▸ **Your instructions**: Transcribe the full listing exactly, and drop every picture.

▸ **Input rows**:
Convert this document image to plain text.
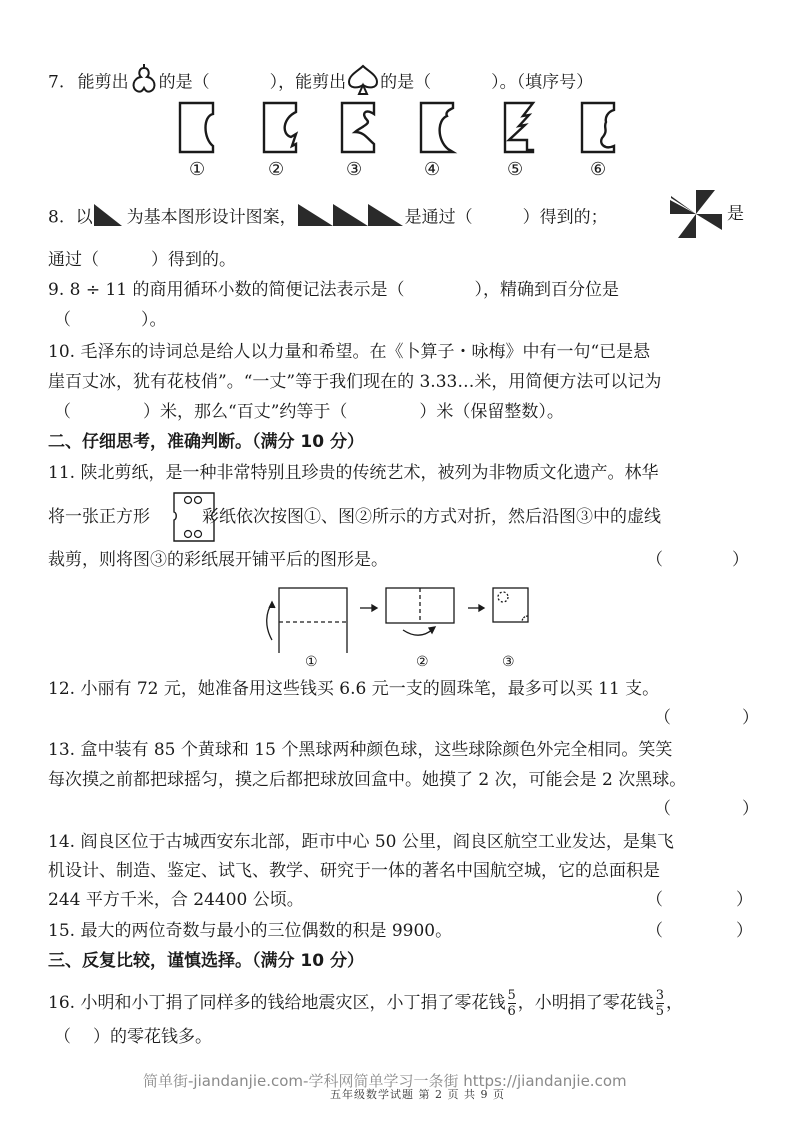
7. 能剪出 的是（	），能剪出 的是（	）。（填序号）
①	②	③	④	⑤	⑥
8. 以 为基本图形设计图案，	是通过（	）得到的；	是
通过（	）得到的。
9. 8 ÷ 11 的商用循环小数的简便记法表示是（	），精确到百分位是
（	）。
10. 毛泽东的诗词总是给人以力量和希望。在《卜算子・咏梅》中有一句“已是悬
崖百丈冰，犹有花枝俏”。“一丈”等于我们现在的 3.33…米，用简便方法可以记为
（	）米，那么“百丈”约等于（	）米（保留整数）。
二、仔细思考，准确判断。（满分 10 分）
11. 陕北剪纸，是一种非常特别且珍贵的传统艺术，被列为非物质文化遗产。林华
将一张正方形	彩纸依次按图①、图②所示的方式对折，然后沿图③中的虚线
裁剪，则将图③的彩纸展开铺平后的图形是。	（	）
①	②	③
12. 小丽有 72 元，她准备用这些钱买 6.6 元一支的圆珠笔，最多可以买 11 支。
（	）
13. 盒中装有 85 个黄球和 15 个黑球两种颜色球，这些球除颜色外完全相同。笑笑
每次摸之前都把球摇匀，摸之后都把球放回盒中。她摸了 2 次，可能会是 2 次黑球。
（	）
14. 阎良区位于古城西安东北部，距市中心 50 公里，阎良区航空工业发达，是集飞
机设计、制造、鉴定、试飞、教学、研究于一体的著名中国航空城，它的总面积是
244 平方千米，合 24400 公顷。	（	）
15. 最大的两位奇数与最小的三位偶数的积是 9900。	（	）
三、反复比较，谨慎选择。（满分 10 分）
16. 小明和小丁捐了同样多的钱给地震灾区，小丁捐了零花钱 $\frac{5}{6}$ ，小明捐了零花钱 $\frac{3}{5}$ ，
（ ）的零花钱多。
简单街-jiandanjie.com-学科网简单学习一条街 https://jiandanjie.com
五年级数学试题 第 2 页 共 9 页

▸ **Answer to the problem**:
Convert this document image to plain text.
7. 能剪出 的是（	），能剪出 的是（	）。（填序号）
①	②	③	④	⑤	⑥
8. 以 为基本图形设计图案，	是通过（	）得到的；	是
通过（	）得到的。
9. 8 ÷ 11 的商用循环小数的简便记法表示是（	），精确到百分位是
（	）。
10. 毛泽东的诗词总是给人以力量和希望。在《卜算子・咏梅》中有一句“已是悬
崖百丈冰，犹有花枝俏”。“一丈”等于我们现在的 3.33…米，用简便方法可以记为
（	）米，那么“百丈”约等于（	）米（保留整数）。
二、仔细思考，准确判断。（满分 10 分）
11. 陕北剪纸，是一种非常特别且珍贵的传统艺术，被列为非物质文化遗产。林华
将一张正方形	彩纸依次按图①、图②所示的方式对折，然后沿图③中的虚线
裁剪，则将图③的彩纸展开铺平后的图形是。	（	）
①	②	③
12. 小丽有 72 元，她准备用这些钱买 6.6 元一支的圆珠笔，最多可以买 11 支。
（	）
13. 盒中装有 85 个黄球和 15 个黑球两种颜色球，这些球除颜色外完全相同。笑笑
每次摸之前都把球摇匀，摸之后都把球放回盒中。她摸了 2 次，可能会是 2 次黑球。
（	）
14. 阎良区位于古城西安东北部，距市中心 50 公里，阎良区航空工业发达，是集飞
机设计、制造、鉴定、试飞、教学、研究于一体的著名中国航空城，它的总面积是
244 平方千米，合 24400 公顷。	（	）
15. 最大的两位奇数与最小的三位偶数的积是 9900。	（	）
三、反复比较，谨慎选择。（满分 10 分）
16. 小明和小丁捐了同样多的钱给地震灾区，小丁捐了零花钱 $\frac{5}{6}$ ，小明捐了零花钱 $\frac{3}{5}$ ，
（ ）的零花钱多。
简单街-jiandanjie.com-学科网简单学习一条街 https://jiandanjie.com
五年级数学试题 第 2 页 共 9 页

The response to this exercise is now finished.